*Material supplied*:

.....

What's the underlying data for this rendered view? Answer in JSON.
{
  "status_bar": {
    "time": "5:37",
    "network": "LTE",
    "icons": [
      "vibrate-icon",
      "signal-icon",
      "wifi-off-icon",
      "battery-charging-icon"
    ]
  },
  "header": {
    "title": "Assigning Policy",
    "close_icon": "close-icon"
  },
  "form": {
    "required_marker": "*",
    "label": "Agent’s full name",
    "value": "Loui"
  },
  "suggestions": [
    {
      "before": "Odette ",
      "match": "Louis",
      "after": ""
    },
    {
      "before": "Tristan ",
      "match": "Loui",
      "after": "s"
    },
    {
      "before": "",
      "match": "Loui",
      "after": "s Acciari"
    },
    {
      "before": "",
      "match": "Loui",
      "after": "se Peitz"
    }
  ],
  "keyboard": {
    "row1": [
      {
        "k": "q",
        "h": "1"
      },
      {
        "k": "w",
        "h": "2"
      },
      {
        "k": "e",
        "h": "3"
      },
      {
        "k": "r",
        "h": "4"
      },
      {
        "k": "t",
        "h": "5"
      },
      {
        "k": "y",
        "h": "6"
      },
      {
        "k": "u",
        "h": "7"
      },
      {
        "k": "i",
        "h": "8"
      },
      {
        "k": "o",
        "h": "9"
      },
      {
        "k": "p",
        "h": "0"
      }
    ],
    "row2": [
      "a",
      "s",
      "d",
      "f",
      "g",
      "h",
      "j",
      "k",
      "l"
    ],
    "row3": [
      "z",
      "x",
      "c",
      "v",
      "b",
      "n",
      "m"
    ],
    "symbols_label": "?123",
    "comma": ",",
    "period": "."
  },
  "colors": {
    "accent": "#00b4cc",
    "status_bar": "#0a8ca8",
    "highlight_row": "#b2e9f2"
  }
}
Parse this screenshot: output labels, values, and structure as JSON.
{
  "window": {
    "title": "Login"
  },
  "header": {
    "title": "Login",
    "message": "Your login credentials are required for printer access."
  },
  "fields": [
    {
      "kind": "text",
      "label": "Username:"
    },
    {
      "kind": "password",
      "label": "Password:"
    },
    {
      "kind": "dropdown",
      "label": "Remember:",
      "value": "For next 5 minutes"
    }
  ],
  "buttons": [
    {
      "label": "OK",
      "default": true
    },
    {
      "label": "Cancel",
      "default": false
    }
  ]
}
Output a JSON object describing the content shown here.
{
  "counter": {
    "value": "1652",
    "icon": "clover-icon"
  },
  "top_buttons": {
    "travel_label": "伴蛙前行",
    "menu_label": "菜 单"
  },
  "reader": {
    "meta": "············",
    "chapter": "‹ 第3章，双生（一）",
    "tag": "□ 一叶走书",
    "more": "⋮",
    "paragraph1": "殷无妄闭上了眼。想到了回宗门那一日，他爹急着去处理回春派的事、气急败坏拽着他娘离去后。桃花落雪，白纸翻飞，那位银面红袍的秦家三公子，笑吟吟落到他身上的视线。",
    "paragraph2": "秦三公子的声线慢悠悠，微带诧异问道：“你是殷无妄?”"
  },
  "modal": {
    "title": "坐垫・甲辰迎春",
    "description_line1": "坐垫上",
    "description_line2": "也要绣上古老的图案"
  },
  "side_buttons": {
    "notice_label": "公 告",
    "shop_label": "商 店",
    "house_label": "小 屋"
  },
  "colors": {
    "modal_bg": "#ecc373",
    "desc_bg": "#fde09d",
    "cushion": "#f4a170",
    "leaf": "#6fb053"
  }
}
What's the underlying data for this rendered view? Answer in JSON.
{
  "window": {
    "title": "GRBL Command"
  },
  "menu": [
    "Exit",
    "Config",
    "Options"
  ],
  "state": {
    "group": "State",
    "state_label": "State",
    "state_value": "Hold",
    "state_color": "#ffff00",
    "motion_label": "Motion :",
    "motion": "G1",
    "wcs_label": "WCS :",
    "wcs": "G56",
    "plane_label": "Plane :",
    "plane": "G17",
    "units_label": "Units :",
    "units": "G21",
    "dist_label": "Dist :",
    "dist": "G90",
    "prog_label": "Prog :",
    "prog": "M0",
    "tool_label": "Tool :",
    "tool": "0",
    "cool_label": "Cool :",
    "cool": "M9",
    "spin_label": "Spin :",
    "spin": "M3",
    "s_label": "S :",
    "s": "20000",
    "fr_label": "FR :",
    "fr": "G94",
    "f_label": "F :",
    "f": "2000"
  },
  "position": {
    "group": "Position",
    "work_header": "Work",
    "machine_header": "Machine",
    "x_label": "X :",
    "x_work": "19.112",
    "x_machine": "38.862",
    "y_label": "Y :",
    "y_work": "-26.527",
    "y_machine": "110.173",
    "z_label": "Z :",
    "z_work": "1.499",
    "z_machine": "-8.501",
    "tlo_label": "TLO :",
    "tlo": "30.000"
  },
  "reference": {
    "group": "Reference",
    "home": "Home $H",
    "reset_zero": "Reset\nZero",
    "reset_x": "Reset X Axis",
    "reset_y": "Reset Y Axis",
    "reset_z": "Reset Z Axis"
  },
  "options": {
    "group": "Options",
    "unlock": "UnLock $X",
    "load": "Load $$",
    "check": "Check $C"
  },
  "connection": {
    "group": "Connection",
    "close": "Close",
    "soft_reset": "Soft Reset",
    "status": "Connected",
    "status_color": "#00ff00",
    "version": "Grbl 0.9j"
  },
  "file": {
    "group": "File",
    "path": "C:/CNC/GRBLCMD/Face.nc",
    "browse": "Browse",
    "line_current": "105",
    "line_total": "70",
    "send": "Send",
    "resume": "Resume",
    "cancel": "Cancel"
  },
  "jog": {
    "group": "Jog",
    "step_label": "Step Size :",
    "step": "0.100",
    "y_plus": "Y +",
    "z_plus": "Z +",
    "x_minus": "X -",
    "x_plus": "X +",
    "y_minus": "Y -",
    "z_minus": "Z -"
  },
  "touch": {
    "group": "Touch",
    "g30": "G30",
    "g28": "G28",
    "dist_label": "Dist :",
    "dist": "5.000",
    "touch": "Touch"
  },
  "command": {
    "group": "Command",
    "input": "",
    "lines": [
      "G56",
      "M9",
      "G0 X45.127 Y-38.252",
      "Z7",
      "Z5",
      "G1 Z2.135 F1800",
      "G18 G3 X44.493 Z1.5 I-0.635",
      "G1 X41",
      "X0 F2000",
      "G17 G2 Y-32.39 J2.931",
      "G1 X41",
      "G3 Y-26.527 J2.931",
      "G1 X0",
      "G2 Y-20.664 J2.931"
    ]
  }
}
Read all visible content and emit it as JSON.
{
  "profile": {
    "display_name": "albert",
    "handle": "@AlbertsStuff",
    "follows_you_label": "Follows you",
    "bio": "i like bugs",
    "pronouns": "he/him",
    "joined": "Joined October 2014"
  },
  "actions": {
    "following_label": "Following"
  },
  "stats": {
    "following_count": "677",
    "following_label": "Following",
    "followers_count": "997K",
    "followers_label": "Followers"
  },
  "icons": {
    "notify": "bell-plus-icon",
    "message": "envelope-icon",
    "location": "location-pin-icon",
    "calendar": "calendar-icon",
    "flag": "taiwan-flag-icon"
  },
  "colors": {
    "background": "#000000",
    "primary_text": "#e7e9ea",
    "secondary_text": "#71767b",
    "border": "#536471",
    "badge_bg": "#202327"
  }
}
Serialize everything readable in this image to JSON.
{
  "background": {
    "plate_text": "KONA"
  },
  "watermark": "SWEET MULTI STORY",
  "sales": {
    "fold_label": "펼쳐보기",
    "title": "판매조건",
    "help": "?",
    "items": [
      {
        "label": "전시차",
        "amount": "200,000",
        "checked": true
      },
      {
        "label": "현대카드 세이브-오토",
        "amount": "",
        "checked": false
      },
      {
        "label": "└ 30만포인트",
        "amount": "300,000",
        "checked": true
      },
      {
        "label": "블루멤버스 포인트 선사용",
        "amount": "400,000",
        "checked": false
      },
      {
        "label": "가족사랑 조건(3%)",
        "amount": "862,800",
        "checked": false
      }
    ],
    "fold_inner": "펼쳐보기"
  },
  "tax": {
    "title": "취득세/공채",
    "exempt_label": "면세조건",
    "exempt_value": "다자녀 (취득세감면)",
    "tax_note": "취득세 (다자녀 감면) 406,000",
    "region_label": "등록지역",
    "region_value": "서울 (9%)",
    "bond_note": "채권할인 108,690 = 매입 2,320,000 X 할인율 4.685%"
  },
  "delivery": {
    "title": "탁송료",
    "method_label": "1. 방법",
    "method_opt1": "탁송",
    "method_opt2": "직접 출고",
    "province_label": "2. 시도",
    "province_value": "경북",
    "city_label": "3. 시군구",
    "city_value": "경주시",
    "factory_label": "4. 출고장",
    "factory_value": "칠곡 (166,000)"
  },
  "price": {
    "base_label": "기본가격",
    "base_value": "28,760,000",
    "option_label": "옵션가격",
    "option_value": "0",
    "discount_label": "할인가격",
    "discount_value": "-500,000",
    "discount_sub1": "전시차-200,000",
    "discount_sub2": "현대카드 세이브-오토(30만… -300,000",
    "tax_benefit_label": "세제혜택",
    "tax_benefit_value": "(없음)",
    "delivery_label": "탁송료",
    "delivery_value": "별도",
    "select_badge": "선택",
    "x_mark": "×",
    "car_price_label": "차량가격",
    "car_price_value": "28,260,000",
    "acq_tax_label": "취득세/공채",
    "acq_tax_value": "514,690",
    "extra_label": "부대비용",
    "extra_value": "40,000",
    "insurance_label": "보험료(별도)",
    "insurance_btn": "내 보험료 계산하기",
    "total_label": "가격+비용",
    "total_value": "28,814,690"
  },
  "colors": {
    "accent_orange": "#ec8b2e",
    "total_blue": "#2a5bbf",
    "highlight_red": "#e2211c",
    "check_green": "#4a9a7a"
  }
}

.....

*Aim*: Identify each line in the entries with the word "kind" and copy it.

*Result of the task*:
      "kind": "text",
      "kind": "password",
      "kind": "dropdown",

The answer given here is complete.